WRITTEN REQUEST:
Your task is to copy every line of the records below that contains "이력제에".

[Recorded data]
---+---
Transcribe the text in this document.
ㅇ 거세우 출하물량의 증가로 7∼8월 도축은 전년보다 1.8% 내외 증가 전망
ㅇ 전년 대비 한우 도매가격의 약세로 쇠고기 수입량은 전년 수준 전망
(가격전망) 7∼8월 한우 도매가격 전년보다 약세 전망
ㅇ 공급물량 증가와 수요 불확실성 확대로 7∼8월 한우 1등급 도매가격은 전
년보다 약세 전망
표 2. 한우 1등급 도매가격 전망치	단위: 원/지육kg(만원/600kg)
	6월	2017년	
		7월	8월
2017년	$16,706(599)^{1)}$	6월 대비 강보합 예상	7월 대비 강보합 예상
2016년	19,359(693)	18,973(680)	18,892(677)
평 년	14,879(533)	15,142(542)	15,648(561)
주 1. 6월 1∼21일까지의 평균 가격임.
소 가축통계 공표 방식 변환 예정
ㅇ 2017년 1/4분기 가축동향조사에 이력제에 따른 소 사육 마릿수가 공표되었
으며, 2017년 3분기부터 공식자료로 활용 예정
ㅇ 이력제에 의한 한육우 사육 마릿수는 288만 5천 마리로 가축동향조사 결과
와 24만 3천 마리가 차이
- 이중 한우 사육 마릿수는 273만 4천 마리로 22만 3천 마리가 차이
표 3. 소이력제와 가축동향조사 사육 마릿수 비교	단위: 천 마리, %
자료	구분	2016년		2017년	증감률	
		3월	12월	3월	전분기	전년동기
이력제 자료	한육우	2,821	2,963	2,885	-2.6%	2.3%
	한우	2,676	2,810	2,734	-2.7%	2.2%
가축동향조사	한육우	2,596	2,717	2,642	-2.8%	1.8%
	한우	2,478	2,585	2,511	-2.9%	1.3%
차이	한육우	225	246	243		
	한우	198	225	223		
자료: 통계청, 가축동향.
---+---
EXERCISE OUTPUT:
ㅇ 2017년 1/4분기 가축동향조사에 이력제에 따른 소 사육 마릿수가 공표되었
ㅇ 이력제에 의한 한육우 사육 마릿수는 288만 5천 마리로 가축동향조사 결과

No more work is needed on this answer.